**Required work**
Reproduce the records below exactly as they appear.

**Supplied records**
"""

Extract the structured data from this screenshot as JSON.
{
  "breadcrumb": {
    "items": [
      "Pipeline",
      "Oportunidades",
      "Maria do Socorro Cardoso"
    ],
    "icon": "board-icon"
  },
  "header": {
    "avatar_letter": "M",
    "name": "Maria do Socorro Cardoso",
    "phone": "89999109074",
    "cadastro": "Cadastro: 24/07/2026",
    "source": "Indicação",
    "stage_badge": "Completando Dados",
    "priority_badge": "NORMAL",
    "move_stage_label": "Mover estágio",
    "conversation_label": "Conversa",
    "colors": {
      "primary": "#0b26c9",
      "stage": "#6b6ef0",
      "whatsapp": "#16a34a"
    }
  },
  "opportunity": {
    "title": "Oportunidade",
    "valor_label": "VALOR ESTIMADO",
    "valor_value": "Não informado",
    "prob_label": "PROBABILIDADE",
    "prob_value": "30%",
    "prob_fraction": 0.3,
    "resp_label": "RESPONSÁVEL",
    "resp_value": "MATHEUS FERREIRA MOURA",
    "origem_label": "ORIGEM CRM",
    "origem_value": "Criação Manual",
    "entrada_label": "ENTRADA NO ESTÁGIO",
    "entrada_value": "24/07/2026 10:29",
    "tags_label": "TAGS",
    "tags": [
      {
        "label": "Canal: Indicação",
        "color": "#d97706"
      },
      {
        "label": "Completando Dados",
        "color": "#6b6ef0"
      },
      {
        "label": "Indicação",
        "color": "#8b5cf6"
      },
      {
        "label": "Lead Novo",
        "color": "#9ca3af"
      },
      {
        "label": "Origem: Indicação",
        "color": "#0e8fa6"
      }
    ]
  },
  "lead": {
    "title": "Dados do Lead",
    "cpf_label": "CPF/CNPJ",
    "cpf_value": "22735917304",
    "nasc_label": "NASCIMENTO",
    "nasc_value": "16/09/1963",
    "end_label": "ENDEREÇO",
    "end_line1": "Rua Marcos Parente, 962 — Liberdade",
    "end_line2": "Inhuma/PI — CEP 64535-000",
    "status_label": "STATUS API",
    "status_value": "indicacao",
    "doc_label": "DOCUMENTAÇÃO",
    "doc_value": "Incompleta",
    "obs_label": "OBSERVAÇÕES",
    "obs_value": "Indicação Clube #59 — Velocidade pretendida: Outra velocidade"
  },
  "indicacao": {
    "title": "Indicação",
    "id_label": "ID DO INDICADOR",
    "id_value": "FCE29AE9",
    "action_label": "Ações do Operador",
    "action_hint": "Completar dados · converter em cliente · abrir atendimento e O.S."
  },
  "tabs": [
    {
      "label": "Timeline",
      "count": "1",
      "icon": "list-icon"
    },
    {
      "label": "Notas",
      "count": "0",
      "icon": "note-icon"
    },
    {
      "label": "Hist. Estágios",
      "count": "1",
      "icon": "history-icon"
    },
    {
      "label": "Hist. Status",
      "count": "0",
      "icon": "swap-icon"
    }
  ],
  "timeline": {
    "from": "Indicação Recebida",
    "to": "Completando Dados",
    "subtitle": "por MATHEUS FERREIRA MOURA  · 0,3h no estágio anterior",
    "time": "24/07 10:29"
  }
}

"""

**Full response**
Extract the structured data from this screenshot as JSON.
{
  "breadcrumb": {
    "items": [
      "Pipeline",
      "Oportunidades",
      "Maria do Socorro Cardoso"
    ],
    "icon": "board-icon"
  },
  "header": {
    "avatar_letter": "M",
    "name": "Maria do Socorro Cardoso",
    "phone": "89999109074",
    "cadastro": "Cadastro: 24/07/2026",
    "source": "Indicação",
    "stage_badge": "Completando Dados",
    "priority_badge": "NORMAL",
    "move_stage_label": "Mover estágio",
    "conversation_label": "Conversa",
    "colors": {
      "primary": "#0b26c9",
      "stage": "#6b6ef0",
      "whatsapp": "#16a34a"
    }
  },
  "opportunity": {
    "title": "Oportunidade",
    "valor_label": "VALOR ESTIMADO",
    "valor_value": "Não informado",
    "prob_label": "PROBABILIDADE",
    "prob_value": "30%",
    "prob_fraction": 0.3,
    "resp_label": "RESPONSÁVEL",
    "resp_value": "MATHEUS FERREIRA MOURA",
    "origem_label": "ORIGEM CRM",
    "origem_value": "Criação Manual",
    "entrada_label": "ENTRADA NO ESTÁGIO",
    "entrada_value": "24/07/2026 10:29",
    "tags_label": "TAGS",
    "tags": [
      {
        "label": "Canal: Indicação",
        "color": "#d97706"
      },
      {
        "label": "Completando Dados",
        "color": "#6b6ef0"
      },
      {
        "label": "Indicação",
        "color": "#8b5cf6"
      },
      {
        "label": "Lead Novo",
        "color": "#9ca3af"
      },
      {
        "label": "Origem: Indicação",
        "color": "#0e8fa6"
      }
    ]
  },
  "lead": {
    "title": "Dados do Lead",
    "cpf_label": "CPF/CNPJ",
    "cpf_value": "22735917304",
    "nasc_label": "NASCIMENTO",
    "nasc_value": "16/09/1963",
    "end_label": "ENDEREÇO",
    "end_line1": "Rua Marcos Parente, 962 — Liberdade",
    "end_line2": "Inhuma/PI — CEP 64535-000",
    "status_label": "STATUS API",
    "status_value": "indicacao",
    "doc_label": "DOCUMENTAÇÃO",
    "doc_value": "Incompleta",
    "obs_label": "OBSERVAÇÕES",
    "obs_value": "Indicação Clube #59 — Velocidade pretendida: Outra velocidade"
  },
  "indicacao": {
    "title": "Indicação",
    "id_label": "ID DO INDICADOR",
    "id_value": "FCE29AE9",
    "action_label": "Ações do Operador",
    "action_hint": "Completar dados · converter em cliente · abrir atendimento e O.S."
  },
  "tabs": [
    {
      "label": "Timeline",
      "count": "1",
      "icon": "list-icon"
    },
    {
      "label": "Notas",
      "count": "0",
      "icon": "note-icon"
    },
    {
      "label": "Hist. Estágios",
      "count": "1",
      "icon": "history-icon"
    },
    {
      "label": "Hist. Status",
      "count": "0",
      "icon": "swap-icon"
    }
  ],
  "timeline": {
    "from": "Indicação Recebida",
    "to": "Completando Dados",
    "subtitle": "por MATHEUS FERREIRA MOURA  · 0,3h no estágio anterior",
    "time": "24/07 10:29"
  }
}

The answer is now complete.